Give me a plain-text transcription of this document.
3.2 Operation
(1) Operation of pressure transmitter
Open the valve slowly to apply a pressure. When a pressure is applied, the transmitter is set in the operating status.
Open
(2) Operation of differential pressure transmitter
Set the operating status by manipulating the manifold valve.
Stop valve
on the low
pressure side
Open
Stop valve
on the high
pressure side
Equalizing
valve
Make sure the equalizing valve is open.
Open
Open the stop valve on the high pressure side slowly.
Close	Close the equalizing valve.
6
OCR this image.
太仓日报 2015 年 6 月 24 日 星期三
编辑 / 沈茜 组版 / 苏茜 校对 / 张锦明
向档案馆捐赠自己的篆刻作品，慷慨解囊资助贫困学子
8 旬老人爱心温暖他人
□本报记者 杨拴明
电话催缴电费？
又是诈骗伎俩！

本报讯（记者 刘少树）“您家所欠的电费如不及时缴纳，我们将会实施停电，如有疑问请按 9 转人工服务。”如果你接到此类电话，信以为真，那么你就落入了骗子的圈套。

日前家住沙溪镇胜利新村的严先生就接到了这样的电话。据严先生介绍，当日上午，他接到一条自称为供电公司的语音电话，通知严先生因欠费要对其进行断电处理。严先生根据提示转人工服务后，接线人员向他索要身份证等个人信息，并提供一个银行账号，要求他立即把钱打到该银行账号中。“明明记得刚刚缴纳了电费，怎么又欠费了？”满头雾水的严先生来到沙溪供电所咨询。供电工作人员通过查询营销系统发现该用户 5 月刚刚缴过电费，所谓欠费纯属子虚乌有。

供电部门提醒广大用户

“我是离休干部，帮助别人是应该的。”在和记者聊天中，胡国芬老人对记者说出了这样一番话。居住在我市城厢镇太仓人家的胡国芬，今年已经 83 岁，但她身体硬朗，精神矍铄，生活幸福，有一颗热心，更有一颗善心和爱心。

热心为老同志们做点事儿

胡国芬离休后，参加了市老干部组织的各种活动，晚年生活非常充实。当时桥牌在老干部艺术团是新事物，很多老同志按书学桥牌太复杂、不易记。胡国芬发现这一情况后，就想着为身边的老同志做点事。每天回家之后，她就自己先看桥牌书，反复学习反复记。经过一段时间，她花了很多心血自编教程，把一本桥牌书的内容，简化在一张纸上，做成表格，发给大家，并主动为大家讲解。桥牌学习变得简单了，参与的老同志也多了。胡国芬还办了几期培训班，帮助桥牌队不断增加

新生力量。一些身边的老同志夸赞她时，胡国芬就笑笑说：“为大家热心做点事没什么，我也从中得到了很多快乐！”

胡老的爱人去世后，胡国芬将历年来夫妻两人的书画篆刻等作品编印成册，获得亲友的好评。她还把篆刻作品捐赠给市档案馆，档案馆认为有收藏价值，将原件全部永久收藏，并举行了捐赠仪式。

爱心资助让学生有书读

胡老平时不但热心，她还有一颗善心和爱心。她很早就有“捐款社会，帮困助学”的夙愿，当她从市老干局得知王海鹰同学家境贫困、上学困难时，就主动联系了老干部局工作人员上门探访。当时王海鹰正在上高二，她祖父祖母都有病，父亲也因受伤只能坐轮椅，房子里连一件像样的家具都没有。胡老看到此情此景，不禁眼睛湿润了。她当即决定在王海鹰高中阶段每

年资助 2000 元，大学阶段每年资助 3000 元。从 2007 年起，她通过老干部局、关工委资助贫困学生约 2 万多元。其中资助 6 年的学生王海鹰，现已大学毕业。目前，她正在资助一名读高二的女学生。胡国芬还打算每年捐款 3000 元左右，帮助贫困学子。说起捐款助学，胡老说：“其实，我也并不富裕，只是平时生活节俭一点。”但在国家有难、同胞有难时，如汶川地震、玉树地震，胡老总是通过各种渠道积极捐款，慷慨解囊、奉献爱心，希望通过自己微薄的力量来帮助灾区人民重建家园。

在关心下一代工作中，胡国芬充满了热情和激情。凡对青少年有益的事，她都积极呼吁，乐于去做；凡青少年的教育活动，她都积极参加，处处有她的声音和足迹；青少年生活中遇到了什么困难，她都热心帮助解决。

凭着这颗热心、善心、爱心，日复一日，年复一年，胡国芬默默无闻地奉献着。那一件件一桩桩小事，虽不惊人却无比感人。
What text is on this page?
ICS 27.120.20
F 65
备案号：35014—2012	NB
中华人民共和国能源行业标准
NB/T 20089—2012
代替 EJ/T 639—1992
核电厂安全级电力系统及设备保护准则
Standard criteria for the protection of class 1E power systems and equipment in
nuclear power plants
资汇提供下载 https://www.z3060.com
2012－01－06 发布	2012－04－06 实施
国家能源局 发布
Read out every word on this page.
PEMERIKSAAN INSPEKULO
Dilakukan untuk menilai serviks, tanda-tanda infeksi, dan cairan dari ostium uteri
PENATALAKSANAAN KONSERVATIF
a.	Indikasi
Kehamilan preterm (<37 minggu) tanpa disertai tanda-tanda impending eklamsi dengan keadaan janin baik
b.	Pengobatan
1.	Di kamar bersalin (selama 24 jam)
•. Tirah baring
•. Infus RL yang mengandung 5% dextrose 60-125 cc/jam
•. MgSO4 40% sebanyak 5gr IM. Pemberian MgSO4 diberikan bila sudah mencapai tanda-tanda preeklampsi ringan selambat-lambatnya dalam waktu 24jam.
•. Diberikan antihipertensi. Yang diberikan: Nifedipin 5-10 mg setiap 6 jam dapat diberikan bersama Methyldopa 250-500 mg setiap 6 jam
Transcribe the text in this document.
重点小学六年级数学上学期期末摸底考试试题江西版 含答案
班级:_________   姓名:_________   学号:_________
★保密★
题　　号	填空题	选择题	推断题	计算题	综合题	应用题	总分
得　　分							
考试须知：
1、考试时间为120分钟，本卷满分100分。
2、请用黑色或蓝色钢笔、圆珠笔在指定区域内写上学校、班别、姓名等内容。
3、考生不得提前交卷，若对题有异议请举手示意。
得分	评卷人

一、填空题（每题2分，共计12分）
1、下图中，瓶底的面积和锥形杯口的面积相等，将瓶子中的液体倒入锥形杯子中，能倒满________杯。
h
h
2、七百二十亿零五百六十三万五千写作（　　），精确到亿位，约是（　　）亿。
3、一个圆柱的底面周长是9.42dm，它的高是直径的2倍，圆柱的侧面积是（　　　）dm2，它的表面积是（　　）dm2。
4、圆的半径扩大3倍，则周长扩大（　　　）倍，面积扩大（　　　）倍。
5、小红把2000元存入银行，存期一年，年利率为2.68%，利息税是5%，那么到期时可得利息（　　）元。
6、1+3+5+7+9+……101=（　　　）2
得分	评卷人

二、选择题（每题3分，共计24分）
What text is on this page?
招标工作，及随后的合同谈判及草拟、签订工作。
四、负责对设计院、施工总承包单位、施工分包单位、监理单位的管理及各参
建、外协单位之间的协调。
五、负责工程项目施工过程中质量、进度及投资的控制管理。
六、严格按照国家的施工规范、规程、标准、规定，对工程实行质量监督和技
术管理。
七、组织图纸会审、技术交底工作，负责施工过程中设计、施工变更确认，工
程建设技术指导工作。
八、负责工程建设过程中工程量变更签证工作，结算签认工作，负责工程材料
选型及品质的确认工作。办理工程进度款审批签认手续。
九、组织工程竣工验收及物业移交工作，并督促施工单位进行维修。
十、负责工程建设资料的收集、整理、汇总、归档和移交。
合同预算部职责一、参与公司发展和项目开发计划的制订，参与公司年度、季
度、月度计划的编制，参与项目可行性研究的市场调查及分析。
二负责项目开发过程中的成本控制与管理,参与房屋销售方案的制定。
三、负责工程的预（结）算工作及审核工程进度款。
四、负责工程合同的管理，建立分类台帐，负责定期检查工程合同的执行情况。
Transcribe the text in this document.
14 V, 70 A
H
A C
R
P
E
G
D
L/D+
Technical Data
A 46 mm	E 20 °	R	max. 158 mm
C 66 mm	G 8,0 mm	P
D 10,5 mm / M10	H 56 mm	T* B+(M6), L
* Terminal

==*==

# What is expected
From the listing, copy each line containing the word "power".

# Exercise response
Standard criteria for the protection of class 1E power systems and equipment in
nuclear power plants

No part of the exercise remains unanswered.